Exercise data:

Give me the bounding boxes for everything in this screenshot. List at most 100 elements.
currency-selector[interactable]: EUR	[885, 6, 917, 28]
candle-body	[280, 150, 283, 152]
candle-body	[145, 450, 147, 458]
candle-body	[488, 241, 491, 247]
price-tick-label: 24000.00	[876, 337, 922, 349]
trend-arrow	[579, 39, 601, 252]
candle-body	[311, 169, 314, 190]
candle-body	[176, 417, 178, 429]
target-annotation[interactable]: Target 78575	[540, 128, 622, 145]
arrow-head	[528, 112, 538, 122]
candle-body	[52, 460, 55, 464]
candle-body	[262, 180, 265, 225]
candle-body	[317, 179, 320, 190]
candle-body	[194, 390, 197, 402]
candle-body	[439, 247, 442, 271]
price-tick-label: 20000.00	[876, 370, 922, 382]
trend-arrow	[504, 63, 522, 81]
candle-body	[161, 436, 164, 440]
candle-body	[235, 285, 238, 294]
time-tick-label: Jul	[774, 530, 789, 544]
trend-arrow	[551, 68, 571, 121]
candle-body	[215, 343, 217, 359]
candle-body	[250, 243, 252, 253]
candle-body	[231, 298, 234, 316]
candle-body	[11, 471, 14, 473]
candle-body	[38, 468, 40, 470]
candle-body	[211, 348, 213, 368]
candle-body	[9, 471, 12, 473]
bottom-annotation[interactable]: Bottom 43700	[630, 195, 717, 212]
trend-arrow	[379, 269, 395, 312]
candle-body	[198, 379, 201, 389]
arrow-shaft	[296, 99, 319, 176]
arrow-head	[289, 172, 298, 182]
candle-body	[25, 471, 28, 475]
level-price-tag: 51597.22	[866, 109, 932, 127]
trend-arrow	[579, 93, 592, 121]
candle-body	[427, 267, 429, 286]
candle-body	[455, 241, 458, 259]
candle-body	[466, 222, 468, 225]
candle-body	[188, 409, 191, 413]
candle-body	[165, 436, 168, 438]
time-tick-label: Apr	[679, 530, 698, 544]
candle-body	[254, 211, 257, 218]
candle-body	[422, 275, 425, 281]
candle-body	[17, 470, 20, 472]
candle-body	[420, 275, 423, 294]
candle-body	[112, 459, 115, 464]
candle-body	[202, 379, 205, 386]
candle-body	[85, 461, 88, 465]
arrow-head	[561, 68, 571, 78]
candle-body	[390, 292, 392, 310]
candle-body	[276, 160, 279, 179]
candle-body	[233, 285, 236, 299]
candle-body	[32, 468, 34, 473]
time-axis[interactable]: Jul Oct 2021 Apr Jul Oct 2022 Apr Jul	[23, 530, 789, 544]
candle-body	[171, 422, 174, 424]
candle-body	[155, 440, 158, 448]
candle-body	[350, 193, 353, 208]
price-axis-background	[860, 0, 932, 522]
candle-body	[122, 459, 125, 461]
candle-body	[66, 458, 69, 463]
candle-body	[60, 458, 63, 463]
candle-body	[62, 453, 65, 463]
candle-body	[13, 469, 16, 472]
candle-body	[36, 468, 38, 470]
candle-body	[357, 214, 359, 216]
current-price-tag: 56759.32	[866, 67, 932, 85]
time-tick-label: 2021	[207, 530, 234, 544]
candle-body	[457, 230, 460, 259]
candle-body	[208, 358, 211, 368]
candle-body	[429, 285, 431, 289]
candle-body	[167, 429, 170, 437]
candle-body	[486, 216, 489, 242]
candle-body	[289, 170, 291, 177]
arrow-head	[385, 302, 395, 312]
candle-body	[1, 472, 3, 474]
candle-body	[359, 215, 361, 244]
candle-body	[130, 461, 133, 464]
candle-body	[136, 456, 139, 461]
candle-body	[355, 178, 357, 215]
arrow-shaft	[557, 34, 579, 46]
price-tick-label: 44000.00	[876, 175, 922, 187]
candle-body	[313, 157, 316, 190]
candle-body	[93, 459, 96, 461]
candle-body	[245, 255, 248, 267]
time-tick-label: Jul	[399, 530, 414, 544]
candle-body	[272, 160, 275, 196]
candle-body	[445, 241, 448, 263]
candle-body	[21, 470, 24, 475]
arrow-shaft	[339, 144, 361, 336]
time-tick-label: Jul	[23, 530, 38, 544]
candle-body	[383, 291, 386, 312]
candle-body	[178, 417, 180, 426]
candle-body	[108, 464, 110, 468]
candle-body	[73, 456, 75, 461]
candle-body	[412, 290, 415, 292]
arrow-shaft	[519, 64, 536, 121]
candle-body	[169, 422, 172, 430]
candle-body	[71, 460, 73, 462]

What is being asked:
Turn every line of the entries above into a numbered list, leaving out any blank lines.

Final answer:
1. Give me the bounding boxes for everything in this screenshot. List at most 100 elements.
2. currency-selector[interactable]: EUR	[885, 6, 917, 28]
3. candle-body	[280, 150, 283, 152]
4. candle-body	[145, 450, 147, 458]
5. candle-body	[488, 241, 491, 247]
6. price-tick-label: 24000.00	[876, 337, 922, 349]
7. trend-arrow	[579, 39, 601, 252]
8. candle-body	[311, 169, 314, 190]
9. candle-body	[176, 417, 178, 429]
10. target-annotation[interactable]: Target 78575	[540, 128, 622, 145]
11. arrow-head	[528, 112, 538, 122]
12. candle-body	[52, 460, 55, 464]
13. candle-body	[262, 180, 265, 225]
14. candle-body	[317, 179, 320, 190]
15. candle-body	[194, 390, 197, 402]
16. candle-body	[439, 247, 442, 271]
17. price-tick-label: 20000.00	[876, 370, 922, 382]
18. trend-arrow	[504, 63, 522, 81]
19. candle-body	[161, 436, 164, 440]
20. candle-body	[235, 285, 238, 294]
21. time-tick-label: Jul	[774, 530, 789, 544]
22. trend-arrow	[551, 68, 571, 121]
23. candle-body	[215, 343, 217, 359]
24. candle-body	[250, 243, 252, 253]
25. candle-body	[231, 298, 234, 316]
26. candle-body	[11, 471, 14, 473]
27. candle-body	[38, 468, 40, 470]
28. candle-body	[211, 348, 213, 368]
29. candle-body	[9, 471, 12, 473]
30. bottom-annotation[interactable]: Bottom 43700	[630, 195, 717, 212]
31. trend-arrow	[379, 269, 395, 312]
32. candle-body	[198, 379, 201, 389]
33. arrow-shaft	[296, 99, 319, 176]
34. arrow-head	[289, 172, 298, 182]
35. candle-body	[25, 471, 28, 475]
36. level-price-tag: 51597.22	[866, 109, 932, 127]
37. trend-arrow	[579, 93, 592, 121]
38. candle-body	[427, 267, 429, 286]
39. candle-body	[455, 241, 458, 259]
40. candle-body	[466, 222, 468, 225]
41. candle-body	[188, 409, 191, 413]
42. candle-body	[165, 436, 168, 438]
43. time-tick-label: Apr	[679, 530, 698, 544]
44. candle-body	[254, 211, 257, 218]
45. candle-body	[422, 275, 425, 281]
46. candle-body	[17, 470, 20, 472]
47. candle-body	[420, 275, 423, 294]
48. candle-body	[112, 459, 115, 464]
49. candle-body	[202, 379, 205, 386]
50. candle-body	[85, 461, 88, 465]
51. arrow-head	[561, 68, 571, 78]
52. candle-body	[390, 292, 392, 310]
53. candle-body	[276, 160, 279, 179]
54. candle-body	[233, 285, 236, 299]
55. candle-body	[32, 468, 34, 473]
56. time-axis[interactable]: Jul Oct 2021 Apr Jul Oct 2022 Apr Jul	[23, 530, 789, 544]
57. candle-body	[171, 422, 174, 424]
58. candle-body	[155, 440, 158, 448]
59. candle-body	[350, 193, 353, 208]
60. price-axis-background	[860, 0, 932, 522]
61. candle-body	[122, 459, 125, 461]
62. candle-body	[66, 458, 69, 463]
63. candle-body	[60, 458, 63, 463]
64. candle-body	[62, 453, 65, 463]
65. candle-body	[13, 469, 16, 472]
66. candle-body	[36, 468, 38, 470]
67. candle-body	[357, 214, 359, 216]
68. current-price-tag: 56759.32	[866, 67, 932, 85]
69. time-tick-label: 2021	[207, 530, 234, 544]
70. candle-body	[457, 230, 460, 259]
71. candle-body	[208, 358, 211, 368]
72. candle-body	[429, 285, 431, 289]
73. candle-body	[167, 429, 170, 437]
74. candle-body	[486, 216, 489, 242]
75. candle-body	[289, 170, 291, 177]
76. arrow-head	[385, 302, 395, 312]
77. candle-body	[1, 472, 3, 474]
78. candle-body	[359, 215, 361, 244]
79. candle-body	[130, 461, 133, 464]
80. candle-body	[136, 456, 139, 461]
81. candle-body	[355, 178, 357, 215]
82. arrow-shaft	[557, 34, 579, 46]
83. price-tick-label: 44000.00	[876, 175, 922, 187]
84. candle-body	[313, 157, 316, 190]
85. candle-body	[93, 459, 96, 461]
86. candle-body	[245, 255, 248, 267]
87. time-tick-label: Jul	[399, 530, 414, 544]
88. candle-body	[272, 160, 275, 196]
89. candle-body	[445, 241, 448, 263]
90. candle-body	[21, 470, 24, 475]
91. arrow-shaft	[339, 144, 361, 336]
92. time-tick-label: Jul	[23, 530, 38, 544]
93. candle-body	[383, 291, 386, 312]
94. candle-body	[178, 417, 180, 426]
95. candle-body	[108, 464, 110, 468]
96. candle-body	[73, 456, 75, 461]
97. candle-body	[412, 290, 415, 292]
98. arrow-shaft	[519, 64, 536, 121]
99. candle-body	[169, 422, 172, 430]
100. candle-body	[71, 460, 73, 462]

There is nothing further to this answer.